**Tarefa**
Transcreva na íntegra, sem qualquer alteração, o trecho sobre goleiros do futebol brasileiro apresentado abaixo.

____ Trecho de origem

Desde Marcos que o Brasil não tem um goleirão, daqueles que não se discute. Julio César, da última Copa – pobres de nós e dele, que teve momentos bem melhores – não era titular, era uma teimosia de Felipão. Que achou, justamente, que pegar um e dizer “é meu, o grupo tá fechado” daria certo de novo, como deu com Marcos em 2002.

Talvez o caso mais emblemático, no futebol brasileiro, de goleiro que não foi trocado no prazo e virou problema seja o de Rogério Ceni, no São Paulo. Inegavelmente, o sujeito é um ídolo do clube (talvez o maior de todos). Mas, há tempos, anos, que toma mais frangos do que faz defesas espetaculares. O clube nunca preparou um substituto – até porque, dizem, Rogério nunca deixou – e, há algum tempo já, vive um problemaço: ninguém tem coragem de dizer a Ceni que o tempo dele já deu, por mais que ainda saia um gol de pênalti ou até uma bela defesa de vez em quando.

________
____ Dados armazenados

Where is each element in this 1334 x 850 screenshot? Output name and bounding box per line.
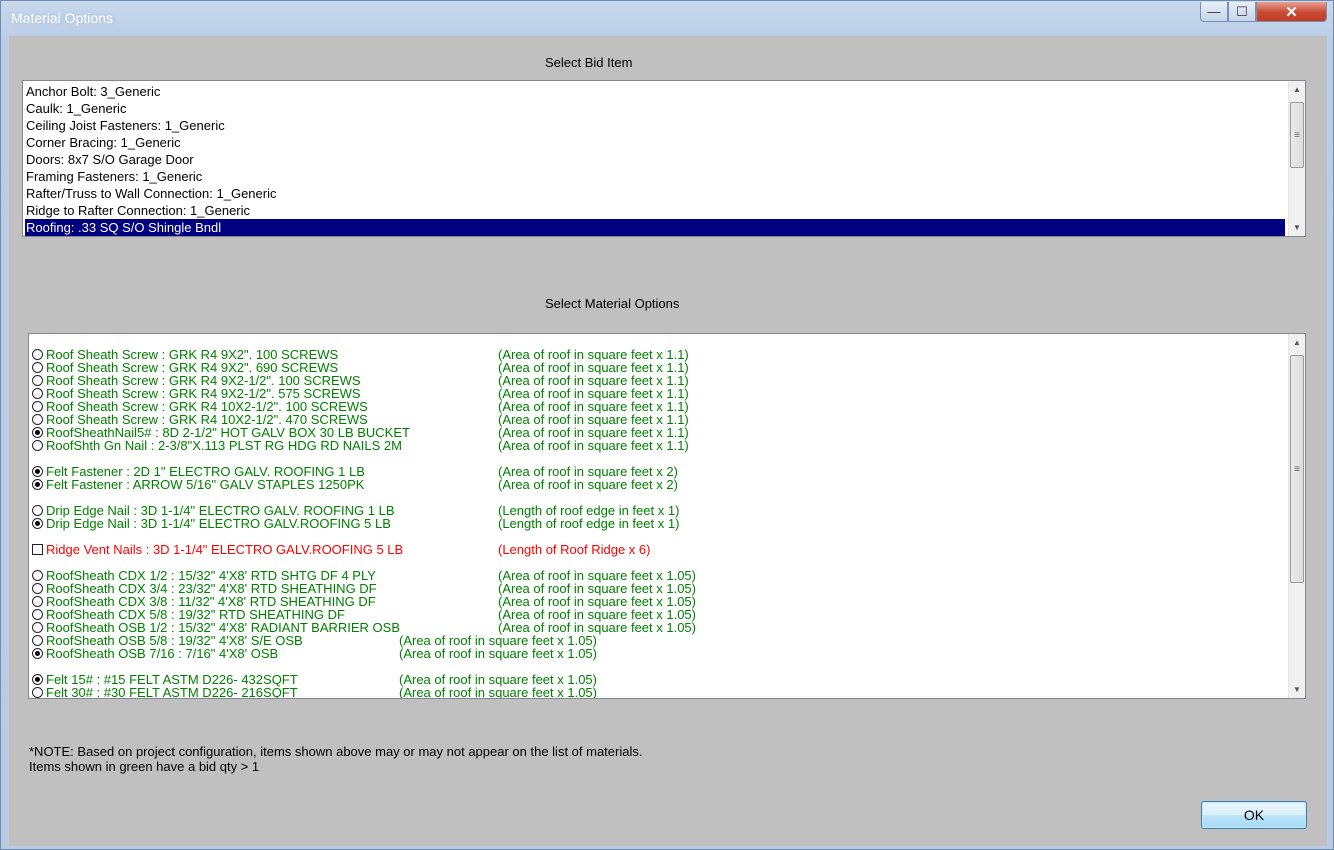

________

**Resposta**
Desde Marcos que o Brasil não tem um goleirão, daqueles que não se discute. Julio César, da última Copa – pobres de nós e dele, que teve momentos bem melhores – não era titular, era uma teimosia de Felipão. Que achou, justamente, que pegar um e dizer “é meu, o grupo tá fechado” daria certo de novo, como deu com Marcos em 2002.

Talvez o caso mais emblemático, no futebol brasileiro, de goleiro que não foi trocado no prazo e virou problema seja o de Rogério Ceni, no São Paulo. Inegavelmente, o sujeito é um ídolo do clube (talvez o maior de todos). Mas, há tempos, anos, que toma mais frangos do que faz defesas espetaculares. O clube nunca preparou um substituto – até porque, dizem, Rogério nunca deixou – e, há algum tempo já, vive um problemaço: ninguém tem coragem de dizer a Ceni que o tempo dele já deu, por mais que ainda saia um gol de pênalti ou até uma bela defesa de vez em quando.